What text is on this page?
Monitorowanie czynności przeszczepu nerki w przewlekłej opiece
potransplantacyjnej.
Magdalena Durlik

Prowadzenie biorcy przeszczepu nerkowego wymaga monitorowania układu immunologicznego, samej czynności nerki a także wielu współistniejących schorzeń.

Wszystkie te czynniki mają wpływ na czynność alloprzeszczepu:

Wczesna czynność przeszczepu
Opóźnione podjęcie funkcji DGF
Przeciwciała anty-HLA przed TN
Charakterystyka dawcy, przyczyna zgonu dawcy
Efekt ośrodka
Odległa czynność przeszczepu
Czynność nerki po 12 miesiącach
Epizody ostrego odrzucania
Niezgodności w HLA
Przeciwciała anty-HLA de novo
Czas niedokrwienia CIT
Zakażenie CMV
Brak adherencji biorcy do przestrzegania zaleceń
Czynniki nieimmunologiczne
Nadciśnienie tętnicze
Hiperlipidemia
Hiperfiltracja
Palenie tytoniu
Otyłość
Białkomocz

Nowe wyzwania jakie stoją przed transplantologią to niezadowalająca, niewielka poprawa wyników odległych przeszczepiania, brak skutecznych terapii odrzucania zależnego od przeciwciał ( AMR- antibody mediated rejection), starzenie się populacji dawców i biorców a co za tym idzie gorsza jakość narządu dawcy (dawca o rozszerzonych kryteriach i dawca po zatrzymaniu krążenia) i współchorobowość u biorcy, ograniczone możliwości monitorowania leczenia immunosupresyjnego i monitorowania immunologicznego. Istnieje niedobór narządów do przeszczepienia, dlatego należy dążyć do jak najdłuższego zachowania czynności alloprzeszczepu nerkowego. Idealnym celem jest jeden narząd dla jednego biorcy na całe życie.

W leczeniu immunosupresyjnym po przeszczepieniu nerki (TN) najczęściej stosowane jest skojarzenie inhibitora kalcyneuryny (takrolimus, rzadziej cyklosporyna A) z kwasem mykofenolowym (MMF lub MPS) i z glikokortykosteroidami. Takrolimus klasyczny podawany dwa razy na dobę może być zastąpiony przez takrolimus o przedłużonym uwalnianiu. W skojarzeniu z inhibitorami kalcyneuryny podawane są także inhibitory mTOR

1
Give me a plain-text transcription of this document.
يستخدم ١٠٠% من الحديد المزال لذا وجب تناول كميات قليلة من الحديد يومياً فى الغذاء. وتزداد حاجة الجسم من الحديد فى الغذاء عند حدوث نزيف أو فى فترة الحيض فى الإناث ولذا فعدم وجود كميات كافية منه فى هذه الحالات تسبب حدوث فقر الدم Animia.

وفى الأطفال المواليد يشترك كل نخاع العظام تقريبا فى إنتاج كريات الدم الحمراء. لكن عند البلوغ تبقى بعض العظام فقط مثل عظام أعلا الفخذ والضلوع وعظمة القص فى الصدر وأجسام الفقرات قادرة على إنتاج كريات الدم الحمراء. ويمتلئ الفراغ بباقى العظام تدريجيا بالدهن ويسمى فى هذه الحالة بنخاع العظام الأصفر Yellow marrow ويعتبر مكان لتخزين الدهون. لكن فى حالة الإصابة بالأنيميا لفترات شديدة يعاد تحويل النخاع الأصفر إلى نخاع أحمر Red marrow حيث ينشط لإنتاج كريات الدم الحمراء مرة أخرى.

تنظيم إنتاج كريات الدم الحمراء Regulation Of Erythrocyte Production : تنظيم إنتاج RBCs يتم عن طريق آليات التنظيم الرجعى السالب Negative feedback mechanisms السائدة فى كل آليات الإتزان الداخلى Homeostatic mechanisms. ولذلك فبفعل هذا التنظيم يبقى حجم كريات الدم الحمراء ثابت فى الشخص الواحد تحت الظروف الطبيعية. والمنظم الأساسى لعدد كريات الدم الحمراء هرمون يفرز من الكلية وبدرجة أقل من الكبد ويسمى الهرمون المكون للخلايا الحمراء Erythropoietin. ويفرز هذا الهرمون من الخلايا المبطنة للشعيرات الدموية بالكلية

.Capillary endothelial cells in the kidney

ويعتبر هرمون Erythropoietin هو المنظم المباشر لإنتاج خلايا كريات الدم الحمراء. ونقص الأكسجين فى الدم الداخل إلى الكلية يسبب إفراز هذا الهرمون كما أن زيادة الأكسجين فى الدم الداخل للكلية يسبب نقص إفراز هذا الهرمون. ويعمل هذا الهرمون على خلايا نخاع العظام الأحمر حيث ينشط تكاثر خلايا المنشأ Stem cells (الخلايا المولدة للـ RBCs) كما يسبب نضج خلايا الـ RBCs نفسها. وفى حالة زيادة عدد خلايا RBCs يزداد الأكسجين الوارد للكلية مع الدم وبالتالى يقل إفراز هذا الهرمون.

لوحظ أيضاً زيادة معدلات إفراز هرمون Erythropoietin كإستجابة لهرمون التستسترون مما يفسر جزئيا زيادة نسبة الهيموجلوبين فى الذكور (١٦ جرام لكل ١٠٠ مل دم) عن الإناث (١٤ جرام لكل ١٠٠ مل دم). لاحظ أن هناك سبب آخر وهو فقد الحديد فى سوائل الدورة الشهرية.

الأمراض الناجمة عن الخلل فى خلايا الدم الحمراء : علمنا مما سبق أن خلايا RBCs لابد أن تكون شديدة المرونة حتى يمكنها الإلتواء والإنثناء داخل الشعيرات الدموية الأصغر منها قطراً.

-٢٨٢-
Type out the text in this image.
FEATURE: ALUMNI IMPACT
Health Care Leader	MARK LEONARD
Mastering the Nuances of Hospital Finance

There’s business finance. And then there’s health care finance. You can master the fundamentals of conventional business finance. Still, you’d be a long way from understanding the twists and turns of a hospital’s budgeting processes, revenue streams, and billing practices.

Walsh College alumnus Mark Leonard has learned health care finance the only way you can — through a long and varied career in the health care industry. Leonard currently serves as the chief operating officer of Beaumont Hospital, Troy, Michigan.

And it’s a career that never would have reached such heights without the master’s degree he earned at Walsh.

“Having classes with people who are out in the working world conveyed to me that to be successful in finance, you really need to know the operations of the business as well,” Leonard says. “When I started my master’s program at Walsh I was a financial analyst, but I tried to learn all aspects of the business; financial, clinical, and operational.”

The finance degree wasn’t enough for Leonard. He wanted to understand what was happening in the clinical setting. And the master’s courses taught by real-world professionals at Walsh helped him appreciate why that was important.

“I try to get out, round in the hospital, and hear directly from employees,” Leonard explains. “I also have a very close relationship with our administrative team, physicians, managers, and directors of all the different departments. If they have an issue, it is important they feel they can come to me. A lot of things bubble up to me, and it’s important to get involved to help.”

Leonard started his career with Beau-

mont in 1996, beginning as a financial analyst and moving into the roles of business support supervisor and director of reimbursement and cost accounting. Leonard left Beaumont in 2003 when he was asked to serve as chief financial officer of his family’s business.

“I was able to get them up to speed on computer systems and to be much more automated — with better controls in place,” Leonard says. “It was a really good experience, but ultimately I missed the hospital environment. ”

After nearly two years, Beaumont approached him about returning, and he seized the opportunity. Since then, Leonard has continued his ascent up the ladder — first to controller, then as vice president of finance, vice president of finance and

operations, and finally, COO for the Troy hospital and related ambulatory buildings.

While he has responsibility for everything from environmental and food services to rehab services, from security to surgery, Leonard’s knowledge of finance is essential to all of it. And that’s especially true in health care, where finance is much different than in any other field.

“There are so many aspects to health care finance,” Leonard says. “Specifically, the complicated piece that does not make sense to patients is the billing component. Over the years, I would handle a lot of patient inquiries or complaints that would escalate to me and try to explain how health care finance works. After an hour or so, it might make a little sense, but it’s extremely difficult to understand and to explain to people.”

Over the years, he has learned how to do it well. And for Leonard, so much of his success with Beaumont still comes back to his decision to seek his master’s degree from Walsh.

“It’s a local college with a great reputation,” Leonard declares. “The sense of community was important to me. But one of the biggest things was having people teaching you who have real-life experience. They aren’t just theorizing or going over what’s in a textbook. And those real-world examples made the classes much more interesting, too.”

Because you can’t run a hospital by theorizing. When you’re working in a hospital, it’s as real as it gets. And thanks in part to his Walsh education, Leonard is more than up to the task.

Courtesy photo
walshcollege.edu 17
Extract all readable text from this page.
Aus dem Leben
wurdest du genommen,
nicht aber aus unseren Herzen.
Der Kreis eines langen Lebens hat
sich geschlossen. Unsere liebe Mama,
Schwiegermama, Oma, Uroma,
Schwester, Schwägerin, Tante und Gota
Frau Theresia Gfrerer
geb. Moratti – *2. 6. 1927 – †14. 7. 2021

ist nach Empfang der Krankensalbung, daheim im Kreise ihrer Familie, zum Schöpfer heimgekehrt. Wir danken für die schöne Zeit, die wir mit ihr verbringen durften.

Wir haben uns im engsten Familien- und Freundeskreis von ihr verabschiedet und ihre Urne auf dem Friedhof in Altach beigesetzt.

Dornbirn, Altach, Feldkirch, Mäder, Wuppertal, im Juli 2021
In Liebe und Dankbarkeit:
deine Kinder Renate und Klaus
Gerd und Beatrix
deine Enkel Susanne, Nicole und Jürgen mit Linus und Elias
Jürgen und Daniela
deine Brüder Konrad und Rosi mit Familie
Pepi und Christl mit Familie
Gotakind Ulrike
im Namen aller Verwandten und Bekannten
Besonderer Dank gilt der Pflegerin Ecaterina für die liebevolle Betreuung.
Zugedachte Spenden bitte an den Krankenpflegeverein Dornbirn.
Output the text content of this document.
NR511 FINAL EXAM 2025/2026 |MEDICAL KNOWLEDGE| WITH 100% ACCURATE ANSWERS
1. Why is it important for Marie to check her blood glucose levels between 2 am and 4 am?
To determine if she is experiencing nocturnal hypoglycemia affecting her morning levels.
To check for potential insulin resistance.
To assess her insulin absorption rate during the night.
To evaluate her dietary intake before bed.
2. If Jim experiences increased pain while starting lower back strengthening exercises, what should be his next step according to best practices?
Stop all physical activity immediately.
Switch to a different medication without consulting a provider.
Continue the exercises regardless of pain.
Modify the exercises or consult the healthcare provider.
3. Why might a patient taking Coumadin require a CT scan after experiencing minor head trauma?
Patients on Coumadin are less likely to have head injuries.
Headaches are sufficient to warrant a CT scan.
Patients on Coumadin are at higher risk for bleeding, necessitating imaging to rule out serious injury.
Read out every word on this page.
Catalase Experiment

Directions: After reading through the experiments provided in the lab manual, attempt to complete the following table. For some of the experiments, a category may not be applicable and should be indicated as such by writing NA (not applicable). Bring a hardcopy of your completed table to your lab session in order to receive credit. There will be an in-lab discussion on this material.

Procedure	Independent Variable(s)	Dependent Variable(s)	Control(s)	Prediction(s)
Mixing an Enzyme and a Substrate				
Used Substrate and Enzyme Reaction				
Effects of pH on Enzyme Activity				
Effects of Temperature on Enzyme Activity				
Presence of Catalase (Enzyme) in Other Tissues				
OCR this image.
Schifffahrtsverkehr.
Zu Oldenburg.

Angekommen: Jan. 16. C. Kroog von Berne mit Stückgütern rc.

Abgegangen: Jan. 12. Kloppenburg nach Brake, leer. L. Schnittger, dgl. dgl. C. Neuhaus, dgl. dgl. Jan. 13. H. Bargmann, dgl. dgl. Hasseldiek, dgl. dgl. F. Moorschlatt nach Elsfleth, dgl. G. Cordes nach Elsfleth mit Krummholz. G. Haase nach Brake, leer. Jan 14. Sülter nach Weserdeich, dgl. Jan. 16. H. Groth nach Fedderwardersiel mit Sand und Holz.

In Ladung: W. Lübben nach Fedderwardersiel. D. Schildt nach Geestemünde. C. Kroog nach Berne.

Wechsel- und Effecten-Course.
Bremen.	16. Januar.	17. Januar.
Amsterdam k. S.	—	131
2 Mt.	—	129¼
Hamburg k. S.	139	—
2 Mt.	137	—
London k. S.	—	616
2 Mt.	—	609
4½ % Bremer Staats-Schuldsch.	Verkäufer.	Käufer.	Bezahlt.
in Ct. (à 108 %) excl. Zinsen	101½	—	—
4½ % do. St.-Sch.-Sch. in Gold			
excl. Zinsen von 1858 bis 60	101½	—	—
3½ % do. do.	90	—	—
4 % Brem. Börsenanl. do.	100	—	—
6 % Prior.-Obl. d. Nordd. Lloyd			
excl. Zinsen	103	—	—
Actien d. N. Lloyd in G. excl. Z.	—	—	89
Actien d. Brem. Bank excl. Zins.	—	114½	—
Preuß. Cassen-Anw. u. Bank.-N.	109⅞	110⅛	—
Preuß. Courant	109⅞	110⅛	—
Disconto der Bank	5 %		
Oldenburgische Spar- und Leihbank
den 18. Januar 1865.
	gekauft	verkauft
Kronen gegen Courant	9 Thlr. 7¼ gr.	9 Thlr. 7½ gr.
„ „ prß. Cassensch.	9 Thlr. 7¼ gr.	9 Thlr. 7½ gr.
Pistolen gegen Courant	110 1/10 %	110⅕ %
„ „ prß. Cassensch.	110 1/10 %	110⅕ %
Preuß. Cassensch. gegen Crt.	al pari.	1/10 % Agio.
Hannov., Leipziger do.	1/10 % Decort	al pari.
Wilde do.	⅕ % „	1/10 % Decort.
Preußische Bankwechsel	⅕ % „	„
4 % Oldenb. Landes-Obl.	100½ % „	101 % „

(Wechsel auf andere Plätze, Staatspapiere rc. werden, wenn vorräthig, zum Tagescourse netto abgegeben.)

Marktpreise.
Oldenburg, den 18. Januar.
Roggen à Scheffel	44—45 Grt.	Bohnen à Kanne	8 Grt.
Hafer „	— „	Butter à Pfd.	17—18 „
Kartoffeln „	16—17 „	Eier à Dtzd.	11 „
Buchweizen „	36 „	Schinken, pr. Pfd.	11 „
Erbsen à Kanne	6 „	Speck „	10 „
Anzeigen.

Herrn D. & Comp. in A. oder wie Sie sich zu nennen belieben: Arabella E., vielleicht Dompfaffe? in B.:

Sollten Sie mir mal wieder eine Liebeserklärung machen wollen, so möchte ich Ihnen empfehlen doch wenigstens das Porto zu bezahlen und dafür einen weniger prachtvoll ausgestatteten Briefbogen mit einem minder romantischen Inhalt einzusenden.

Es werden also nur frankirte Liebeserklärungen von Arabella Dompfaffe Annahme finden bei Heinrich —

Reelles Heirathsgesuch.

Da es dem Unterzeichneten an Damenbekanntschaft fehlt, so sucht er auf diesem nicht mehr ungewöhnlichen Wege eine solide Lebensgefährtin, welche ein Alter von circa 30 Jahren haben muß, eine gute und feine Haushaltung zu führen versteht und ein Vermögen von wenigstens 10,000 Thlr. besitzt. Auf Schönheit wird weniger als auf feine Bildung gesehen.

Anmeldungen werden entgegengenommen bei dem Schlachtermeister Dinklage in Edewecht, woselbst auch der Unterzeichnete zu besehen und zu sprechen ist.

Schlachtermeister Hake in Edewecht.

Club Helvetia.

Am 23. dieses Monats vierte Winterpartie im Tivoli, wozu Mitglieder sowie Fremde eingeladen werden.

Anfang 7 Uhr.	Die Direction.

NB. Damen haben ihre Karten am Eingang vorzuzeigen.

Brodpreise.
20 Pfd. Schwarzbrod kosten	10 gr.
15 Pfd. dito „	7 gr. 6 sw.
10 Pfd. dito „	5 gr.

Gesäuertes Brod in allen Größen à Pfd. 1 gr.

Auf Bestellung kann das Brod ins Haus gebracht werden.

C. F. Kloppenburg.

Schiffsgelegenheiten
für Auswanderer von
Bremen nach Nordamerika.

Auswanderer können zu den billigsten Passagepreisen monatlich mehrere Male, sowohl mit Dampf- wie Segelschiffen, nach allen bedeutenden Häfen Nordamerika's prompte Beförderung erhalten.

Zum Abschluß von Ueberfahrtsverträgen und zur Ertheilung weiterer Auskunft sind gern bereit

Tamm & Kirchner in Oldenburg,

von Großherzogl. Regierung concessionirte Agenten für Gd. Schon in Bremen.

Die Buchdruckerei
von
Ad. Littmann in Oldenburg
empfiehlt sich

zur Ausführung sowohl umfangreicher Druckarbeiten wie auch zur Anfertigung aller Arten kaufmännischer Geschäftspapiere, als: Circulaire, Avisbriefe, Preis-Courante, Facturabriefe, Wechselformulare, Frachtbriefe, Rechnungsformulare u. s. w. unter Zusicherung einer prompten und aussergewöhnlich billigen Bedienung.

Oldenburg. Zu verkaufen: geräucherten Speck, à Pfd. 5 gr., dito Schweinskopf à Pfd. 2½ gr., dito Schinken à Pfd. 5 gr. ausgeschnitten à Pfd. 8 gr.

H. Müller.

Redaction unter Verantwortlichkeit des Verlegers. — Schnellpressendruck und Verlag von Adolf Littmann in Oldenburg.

**Instructions for the task:**
Could you return the lines in the entries above that contain "levels"?

**Exercise output:**
1. Why is it important for Marie to check her blood glucose levels between 2 am and 4 am?
To determine if she is experiencing nocturnal hypoglycemia affecting her morning levels.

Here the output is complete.